* [Dataset records]
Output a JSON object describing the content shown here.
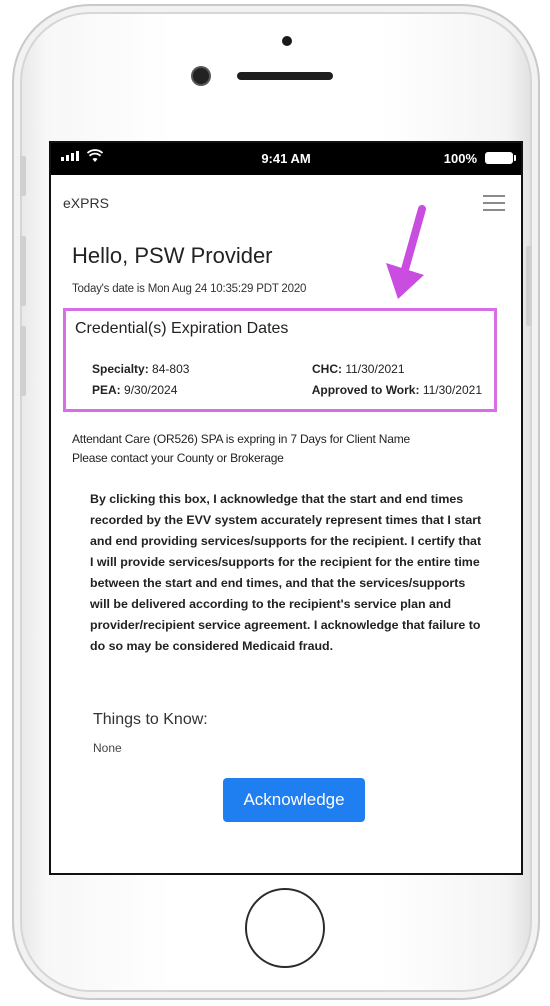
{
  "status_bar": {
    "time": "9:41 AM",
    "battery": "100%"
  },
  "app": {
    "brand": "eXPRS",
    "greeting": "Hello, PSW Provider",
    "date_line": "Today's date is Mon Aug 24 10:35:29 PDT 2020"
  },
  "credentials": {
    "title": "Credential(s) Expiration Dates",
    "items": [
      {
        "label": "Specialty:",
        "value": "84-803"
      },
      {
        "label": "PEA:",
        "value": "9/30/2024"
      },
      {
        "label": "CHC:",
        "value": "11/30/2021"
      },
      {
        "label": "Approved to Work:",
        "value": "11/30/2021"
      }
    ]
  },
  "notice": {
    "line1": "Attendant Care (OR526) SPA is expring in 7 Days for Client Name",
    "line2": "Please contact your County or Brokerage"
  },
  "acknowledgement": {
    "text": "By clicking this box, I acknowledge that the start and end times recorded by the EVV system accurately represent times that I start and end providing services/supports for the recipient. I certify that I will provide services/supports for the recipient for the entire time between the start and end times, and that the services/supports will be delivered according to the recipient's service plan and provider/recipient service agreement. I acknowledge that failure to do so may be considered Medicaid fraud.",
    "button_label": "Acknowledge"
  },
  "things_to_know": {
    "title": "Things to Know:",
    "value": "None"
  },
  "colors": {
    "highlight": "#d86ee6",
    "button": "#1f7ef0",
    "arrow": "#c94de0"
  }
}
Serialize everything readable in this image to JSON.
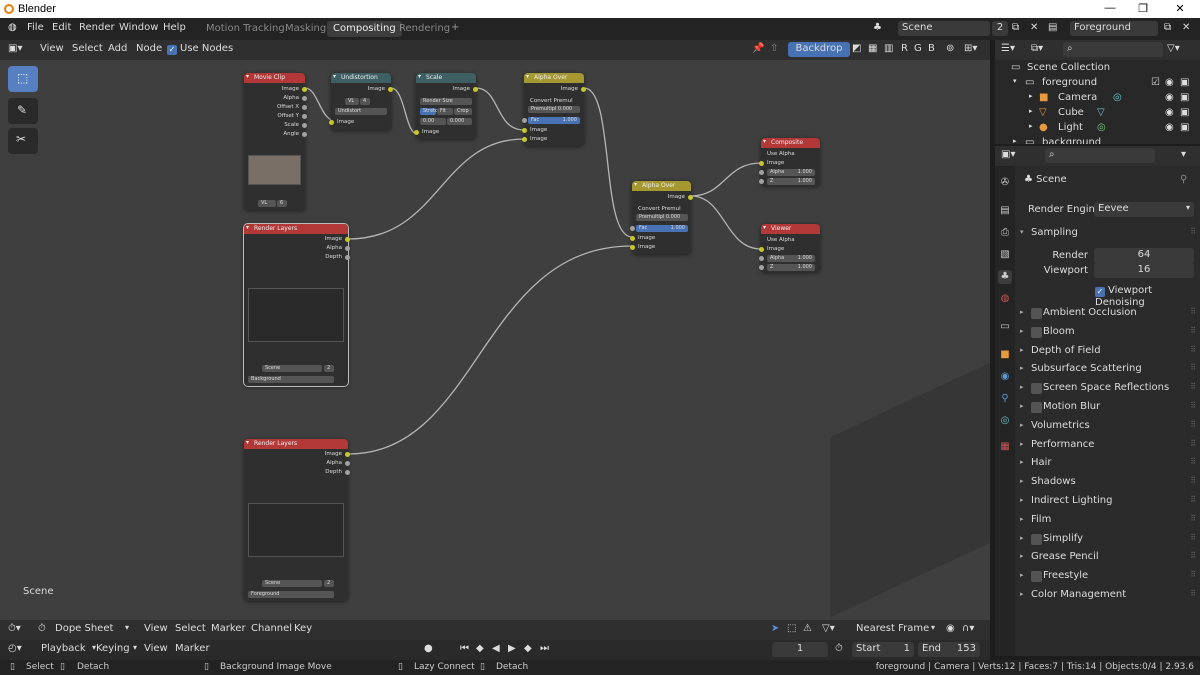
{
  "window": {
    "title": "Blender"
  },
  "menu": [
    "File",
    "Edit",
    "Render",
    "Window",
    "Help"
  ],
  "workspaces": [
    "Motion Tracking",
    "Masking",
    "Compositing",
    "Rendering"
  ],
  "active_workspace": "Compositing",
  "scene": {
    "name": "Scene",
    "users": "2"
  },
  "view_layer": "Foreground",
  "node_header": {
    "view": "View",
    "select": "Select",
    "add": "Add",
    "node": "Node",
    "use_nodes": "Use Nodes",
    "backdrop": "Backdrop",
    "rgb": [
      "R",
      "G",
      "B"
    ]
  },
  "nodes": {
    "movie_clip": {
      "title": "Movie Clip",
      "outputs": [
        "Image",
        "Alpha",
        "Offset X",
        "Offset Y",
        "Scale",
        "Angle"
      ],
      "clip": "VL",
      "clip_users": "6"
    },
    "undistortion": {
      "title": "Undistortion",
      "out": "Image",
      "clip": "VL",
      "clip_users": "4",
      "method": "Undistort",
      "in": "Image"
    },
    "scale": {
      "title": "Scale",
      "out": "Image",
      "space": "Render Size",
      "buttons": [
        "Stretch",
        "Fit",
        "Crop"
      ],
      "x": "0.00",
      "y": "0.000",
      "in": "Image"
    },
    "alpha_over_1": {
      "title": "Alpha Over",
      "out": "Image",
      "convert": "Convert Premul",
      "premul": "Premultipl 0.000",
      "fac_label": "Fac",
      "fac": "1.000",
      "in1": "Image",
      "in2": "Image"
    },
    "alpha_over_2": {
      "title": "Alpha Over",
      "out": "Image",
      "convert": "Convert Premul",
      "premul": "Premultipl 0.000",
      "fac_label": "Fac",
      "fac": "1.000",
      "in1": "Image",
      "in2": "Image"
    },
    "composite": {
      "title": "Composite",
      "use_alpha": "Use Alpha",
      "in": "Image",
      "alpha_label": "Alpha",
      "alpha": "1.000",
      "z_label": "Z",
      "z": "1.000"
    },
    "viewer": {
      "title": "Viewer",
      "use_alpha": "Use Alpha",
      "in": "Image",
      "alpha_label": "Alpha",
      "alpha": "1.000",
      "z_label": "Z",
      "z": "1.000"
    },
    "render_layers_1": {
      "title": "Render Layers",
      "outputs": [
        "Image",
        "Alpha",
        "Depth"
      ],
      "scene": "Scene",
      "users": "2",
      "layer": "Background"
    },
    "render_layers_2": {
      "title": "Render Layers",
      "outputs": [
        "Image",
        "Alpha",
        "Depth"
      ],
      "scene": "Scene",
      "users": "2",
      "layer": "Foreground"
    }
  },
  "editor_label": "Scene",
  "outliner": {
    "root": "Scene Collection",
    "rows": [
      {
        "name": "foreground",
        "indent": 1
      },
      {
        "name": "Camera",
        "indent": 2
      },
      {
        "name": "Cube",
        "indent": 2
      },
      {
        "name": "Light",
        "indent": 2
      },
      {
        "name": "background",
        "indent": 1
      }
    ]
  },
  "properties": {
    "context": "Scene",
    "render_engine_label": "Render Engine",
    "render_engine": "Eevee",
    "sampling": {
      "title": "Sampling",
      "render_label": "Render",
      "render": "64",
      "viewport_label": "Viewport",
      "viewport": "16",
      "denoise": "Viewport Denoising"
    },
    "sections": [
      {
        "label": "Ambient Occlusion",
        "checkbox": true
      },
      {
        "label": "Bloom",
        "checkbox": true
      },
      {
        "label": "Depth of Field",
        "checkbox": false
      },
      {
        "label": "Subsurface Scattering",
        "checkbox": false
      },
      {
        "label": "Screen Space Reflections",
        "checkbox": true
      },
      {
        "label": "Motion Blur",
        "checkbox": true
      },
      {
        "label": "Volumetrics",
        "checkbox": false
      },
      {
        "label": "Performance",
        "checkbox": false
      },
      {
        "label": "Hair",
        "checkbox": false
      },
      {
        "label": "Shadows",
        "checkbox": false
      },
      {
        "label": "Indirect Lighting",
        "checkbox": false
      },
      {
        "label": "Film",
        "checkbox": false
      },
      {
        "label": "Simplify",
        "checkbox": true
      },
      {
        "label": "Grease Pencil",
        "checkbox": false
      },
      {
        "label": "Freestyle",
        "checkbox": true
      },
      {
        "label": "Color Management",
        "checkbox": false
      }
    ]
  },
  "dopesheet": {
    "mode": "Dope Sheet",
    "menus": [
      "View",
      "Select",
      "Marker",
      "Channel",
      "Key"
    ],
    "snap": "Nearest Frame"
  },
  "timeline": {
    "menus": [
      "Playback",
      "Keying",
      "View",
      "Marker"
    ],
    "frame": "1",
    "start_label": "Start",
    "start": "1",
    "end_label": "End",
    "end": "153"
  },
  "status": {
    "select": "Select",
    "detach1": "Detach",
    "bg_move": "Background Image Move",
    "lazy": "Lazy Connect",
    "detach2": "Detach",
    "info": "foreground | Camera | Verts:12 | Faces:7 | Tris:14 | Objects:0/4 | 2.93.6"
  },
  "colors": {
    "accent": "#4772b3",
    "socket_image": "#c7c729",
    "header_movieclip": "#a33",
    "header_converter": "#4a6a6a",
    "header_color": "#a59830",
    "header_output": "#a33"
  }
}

--

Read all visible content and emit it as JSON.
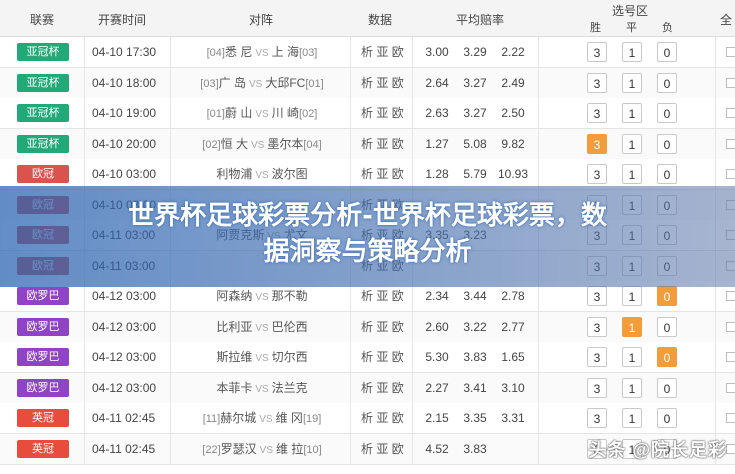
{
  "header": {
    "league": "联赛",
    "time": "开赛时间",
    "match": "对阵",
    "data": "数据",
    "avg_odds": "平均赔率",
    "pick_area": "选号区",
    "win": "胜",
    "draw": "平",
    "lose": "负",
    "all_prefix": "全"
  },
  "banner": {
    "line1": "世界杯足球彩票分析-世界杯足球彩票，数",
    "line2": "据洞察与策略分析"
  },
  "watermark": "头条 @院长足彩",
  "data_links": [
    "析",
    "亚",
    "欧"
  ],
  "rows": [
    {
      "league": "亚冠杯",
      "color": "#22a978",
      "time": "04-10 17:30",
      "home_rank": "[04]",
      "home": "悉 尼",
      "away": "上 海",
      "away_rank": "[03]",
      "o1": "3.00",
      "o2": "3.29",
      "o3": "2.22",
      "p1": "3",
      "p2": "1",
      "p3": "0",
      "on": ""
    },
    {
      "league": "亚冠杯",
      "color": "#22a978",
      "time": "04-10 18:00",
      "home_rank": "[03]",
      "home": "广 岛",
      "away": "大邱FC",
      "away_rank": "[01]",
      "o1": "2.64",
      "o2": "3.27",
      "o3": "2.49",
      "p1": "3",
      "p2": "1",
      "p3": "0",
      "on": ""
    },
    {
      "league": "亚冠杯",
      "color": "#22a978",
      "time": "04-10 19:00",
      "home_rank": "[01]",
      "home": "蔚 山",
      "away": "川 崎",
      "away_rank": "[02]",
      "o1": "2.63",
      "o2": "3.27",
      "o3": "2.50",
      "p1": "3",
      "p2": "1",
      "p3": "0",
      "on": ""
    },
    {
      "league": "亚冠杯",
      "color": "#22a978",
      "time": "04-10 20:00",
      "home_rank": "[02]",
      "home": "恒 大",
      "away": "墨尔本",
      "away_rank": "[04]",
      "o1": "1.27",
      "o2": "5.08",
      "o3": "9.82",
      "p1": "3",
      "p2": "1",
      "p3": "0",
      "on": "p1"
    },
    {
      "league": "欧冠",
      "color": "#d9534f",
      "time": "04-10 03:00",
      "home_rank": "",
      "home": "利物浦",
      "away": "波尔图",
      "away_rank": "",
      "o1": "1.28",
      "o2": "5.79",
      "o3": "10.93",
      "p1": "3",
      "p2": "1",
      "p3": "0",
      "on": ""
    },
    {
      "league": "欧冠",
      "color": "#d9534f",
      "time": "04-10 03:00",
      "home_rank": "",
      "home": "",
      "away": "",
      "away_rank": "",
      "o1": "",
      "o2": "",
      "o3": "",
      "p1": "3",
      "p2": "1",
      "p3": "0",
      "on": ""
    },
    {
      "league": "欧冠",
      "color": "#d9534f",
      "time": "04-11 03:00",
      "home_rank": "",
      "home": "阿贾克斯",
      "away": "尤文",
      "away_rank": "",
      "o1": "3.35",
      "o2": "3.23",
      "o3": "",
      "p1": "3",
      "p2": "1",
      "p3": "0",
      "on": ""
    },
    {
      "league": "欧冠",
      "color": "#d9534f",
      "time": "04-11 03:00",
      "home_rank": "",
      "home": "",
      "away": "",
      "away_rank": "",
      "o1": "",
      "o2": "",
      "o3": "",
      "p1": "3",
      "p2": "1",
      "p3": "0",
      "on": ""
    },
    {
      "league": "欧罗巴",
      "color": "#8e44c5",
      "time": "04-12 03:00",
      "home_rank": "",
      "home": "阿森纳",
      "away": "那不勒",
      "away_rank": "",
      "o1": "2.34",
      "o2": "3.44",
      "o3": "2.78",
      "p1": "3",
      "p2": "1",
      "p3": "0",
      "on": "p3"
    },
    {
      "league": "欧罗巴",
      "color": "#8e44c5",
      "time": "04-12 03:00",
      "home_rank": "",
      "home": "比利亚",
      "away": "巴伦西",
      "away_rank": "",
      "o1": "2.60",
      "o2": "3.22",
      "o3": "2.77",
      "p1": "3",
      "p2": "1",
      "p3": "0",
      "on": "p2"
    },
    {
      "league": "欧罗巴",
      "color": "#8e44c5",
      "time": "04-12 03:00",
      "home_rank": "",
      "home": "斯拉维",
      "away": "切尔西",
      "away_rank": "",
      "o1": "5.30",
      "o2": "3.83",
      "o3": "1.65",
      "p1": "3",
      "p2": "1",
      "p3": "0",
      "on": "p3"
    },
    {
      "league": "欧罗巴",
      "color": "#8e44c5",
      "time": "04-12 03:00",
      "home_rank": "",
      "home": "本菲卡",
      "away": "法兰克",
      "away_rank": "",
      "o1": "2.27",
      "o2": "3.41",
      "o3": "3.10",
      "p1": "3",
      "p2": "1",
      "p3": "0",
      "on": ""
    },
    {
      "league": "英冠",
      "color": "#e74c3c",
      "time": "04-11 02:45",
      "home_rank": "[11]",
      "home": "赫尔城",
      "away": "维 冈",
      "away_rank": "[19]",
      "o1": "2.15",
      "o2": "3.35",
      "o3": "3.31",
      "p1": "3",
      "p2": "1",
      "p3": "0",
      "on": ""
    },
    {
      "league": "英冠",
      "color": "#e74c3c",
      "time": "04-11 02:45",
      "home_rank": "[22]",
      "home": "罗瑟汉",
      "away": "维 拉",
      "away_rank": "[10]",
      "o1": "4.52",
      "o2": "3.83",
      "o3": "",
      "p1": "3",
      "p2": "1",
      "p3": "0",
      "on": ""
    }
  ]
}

* * *

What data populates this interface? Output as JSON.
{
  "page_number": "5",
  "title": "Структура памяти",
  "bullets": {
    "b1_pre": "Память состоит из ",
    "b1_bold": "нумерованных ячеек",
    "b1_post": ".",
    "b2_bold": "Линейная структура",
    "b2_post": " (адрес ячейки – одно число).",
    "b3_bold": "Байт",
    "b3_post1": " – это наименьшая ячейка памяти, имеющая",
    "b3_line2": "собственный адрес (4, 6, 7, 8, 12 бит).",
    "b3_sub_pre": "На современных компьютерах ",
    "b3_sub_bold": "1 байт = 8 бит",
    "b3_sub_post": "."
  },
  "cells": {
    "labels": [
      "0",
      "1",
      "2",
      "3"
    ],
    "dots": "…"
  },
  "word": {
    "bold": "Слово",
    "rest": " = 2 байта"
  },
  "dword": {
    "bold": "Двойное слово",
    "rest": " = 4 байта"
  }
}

* [Task goal] From the entries above, copy out every line where the string "Compositing" appears.

* [Output for this task]
    "Compositing",
  "active_workspace": "Compositing",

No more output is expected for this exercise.